— start Input data —

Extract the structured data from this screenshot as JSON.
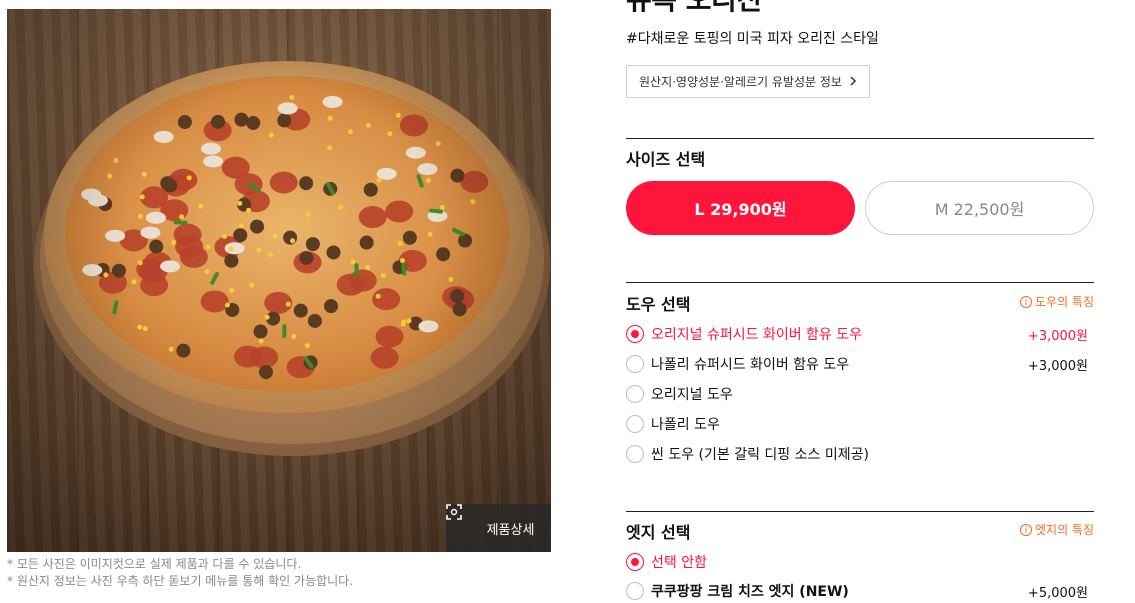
{
  "product": {
    "title": "뉴욕 오리진",
    "subtitle": "#다채로운 토핑의 미국 피자 오리진 스타일",
    "info_button": "원산지·영양성분·알레르기 유발성분 정보",
    "detail_button": "제품상세",
    "notes": [
      "* 모든 사진은 이미지컷으로 실제 제품과 다를 수 있습니다.",
      "* 원산지 정보는 사진 우측 하단 돋보기 메뉴를 통해 확인 가능합니다."
    ]
  },
  "size": {
    "title": "사이즈 선택",
    "options": [
      {
        "label": "L 29,900원",
        "selected": true
      },
      {
        "label": "M 22,500원",
        "selected": false
      }
    ]
  },
  "dough": {
    "title": "도우 선택",
    "link": "도우의 특징",
    "options": [
      {
        "label": "오리지널 슈퍼시드 화이버 함유 도우",
        "price": "+3,000원",
        "selected": true
      },
      {
        "label": "나폴리 슈퍼시드 화이버 함유 도우",
        "price": "+3,000원",
        "selected": false
      },
      {
        "label": "오리지널 도우",
        "price": "",
        "selected": false
      },
      {
        "label": "나폴리 도우",
        "price": "",
        "selected": false
      },
      {
        "label": "씬 도우 (기본 갈릭 디핑 소스 미제공)",
        "price": "",
        "selected": false
      }
    ]
  },
  "edge": {
    "title": "엣지 선택",
    "link": "엣지의 특징",
    "options": [
      {
        "label": "선택 안함",
        "price": "",
        "selected": true
      },
      {
        "label": "쿠쿠팡팡 크림 치즈 엣지 (NEW)",
        "price": "+5,000원",
        "selected": false
      }
    ]
  },
  "colors": {
    "accent": "#ff143c",
    "link": "#ff6a1a"
  }
}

— end Input data —

— Prompt —
Write the lines above out again exactly, without any of their pictures.

— Solved exercise —
Extract the structured data from this screenshot as JSON.
{
  "product": {
    "title": "뉴욕 오리진",
    "subtitle": "#다채로운 토핑의 미국 피자 오리진 스타일",
    "info_button": "원산지·영양성분·알레르기 유발성분 정보",
    "detail_button": "제품상세",
    "notes": [
      "* 모든 사진은 이미지컷으로 실제 제품과 다를 수 있습니다.",
      "* 원산지 정보는 사진 우측 하단 돋보기 메뉴를 통해 확인 가능합니다."
    ]
  },
  "size": {
    "title": "사이즈 선택",
    "options": [
      {
        "label": "L 29,900원",
        "selected": true
      },
      {
        "label": "M 22,500원",
        "selected": false
      }
    ]
  },
  "dough": {
    "title": "도우 선택",
    "link": "도우의 특징",
    "options": [
      {
        "label": "오리지널 슈퍼시드 화이버 함유 도우",
        "price": "+3,000원",
        "selected": true
      },
      {
        "label": "나폴리 슈퍼시드 화이버 함유 도우",
        "price": "+3,000원",
        "selected": false
      },
      {
        "label": "오리지널 도우",
        "price": "",
        "selected": false
      },
      {
        "label": "나폴리 도우",
        "price": "",
        "selected": false
      },
      {
        "label": "씬 도우 (기본 갈릭 디핑 소스 미제공)",
        "price": "",
        "selected": false
      }
    ]
  },
  "edge": {
    "title": "엣지 선택",
    "link": "엣지의 특징",
    "options": [
      {
        "label": "선택 안함",
        "price": "",
        "selected": true
      },
      {
        "label": "쿠쿠팡팡 크림 치즈 엣지 (NEW)",
        "price": "+5,000원",
        "selected": false
      }
    ]
  },
  "colors": {
    "accent": "#ff143c",
    "link": "#ff6a1a"
  }
}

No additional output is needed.